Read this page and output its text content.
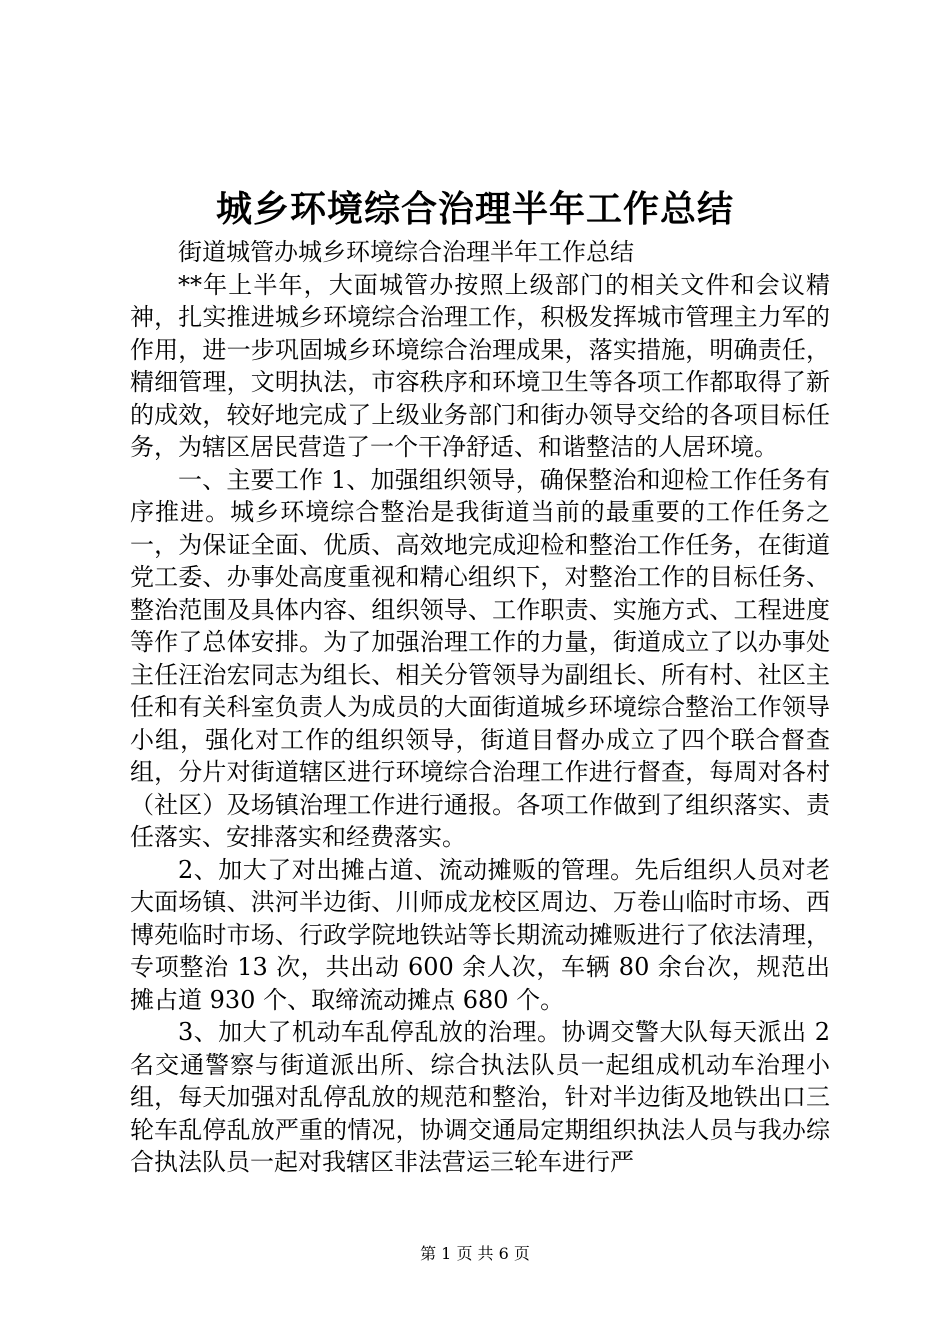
城乡环境综合治理半年工作总结

街道城管办城乡环境综合治理半年工作总结

**年上半年，大面城管办按照上级部门的相关文件和会议精神，扎实推进城乡环境综合治理工作，积极发挥城市管理主力军的作用，进一步巩固城乡环境综合治理成果，落实措施，明确责任，精细管理，文明执法，市容秩序和环境卫生等各项工作都取得了新的成效，较好地完成了上级业务部门和街办领导交给的各项目标任务，为辖区居民营造了一个干净舒适、和谐整洁的人居环境。

一、主要工作 1、加强组织领导，确保整治和迎检工作任务有序推进。城乡环境综合整治是我街道当前的最重要的工作任务之一，为保证全面、优质、高效地完成迎检和整治工作任务，在街道党工委、办事处高度重视和精心组织下，对整治工作的目标任务、整治范围及具体内容、组织领导、工作职责、实施方式、工程进度等作了总体安排。为了加强治理工作的力量，街道成立了以办事处主任汪治宏同志为组长、相关分管领导为副组长、所有村、社区主任和有关科室负责人为成员的大面街道城乡环境综合整治工作领导小组，强化对工作的组织领导，街道目督办成立了四个联合督查组，分片对街道辖区进行环境综合治理工作进行督查，每周对各村（社区）及场镇治理工作进行通报。各项工作做到了组织落实、责任落实、安排落实和经费落实。

2、加大了对出摊占道、流动摊贩的管理。先后组织人员对老大面场镇、洪河半边街、川师成龙校区周边、万卷山临时市场、西博苑临时市场、行政学院地铁站等长期流动摊贩进行了依法清理，专项整治 13 次，共出动 600 余人次，车辆 80 余台次，规范出摊占道 930 个、取缔流动摊点 680 个。

3、加大了机动车乱停乱放的治理。协调交警大队每天派出 2 名交通警察与街道派出所、综合执法队员一起组成机动车治理小组，每天加强对乱停乱放的规范和整治，针对半边街及地铁出口三轮车乱停乱放严重的情况，协调交通局定期组织执法人员与我办综合执法队员一起对我辖区非法营运三轮车进行严

第 1 页 共 6 页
◇ ◇ ◇ ◇ ◇ ◇ ◇
-- Task to complete --
Write out all the entries word for word, but skip any images.

-- Solution --
Read this page and output its text content.
城乡环境综合治理半年工作总结

街道城管办城乡环境综合治理半年工作总结

**年上半年，大面城管办按照上级部门的相关文件和会议精神，扎实推进城乡环境综合治理工作，积极发挥城市管理主力军的作用，进一步巩固城乡环境综合治理成果，落实措施，明确责任，精细管理，文明执法，市容秩序和环境卫生等各项工作都取得了新的成效，较好地完成了上级业务部门和街办领导交给的各项目标任务，为辖区居民营造了一个干净舒适、和谐整洁的人居环境。

一、主要工作 1、加强组织领导，确保整治和迎检工作任务有序推进。城乡环境综合整治是我街道当前的最重要的工作任务之一，为保证全面、优质、高效地完成迎检和整治工作任务，在街道党工委、办事处高度重视和精心组织下，对整治工作的目标任务、整治范围及具体内容、组织领导、工作职责、实施方式、工程进度等作了总体安排。为了加强治理工作的力量，街道成立了以办事处主任汪治宏同志为组长、相关分管领导为副组长、所有村、社区主任和有关科室负责人为成员的大面街道城乡环境综合整治工作领导小组，强化对工作的组织领导，街道目督办成立了四个联合督查组，分片对街道辖区进行环境综合治理工作进行督查，每周对各村（社区）及场镇治理工作进行通报。各项工作做到了组织落实、责任落实、安排落实和经费落实。

2、加大了对出摊占道、流动摊贩的管理。先后组织人员对老大面场镇、洪河半边街、川师成龙校区周边、万卷山临时市场、西博苑临时市场、行政学院地铁站等长期流动摊贩进行了依法清理，专项整治 13 次，共出动 600 余人次，车辆 80 余台次，规范出摊占道 930 个、取缔流动摊点 680 个。

3、加大了机动车乱停乱放的治理。协调交警大队每天派出 2 名交通警察与街道派出所、综合执法队员一起组成机动车治理小组，每天加强对乱停乱放的规范和整治，针对半边街及地铁出口三轮车乱停乱放严重的情况，协调交通局定期组织执法人员与我办综合执法队员一起对我辖区非法营运三轮车进行严

第 1 页 共 6 页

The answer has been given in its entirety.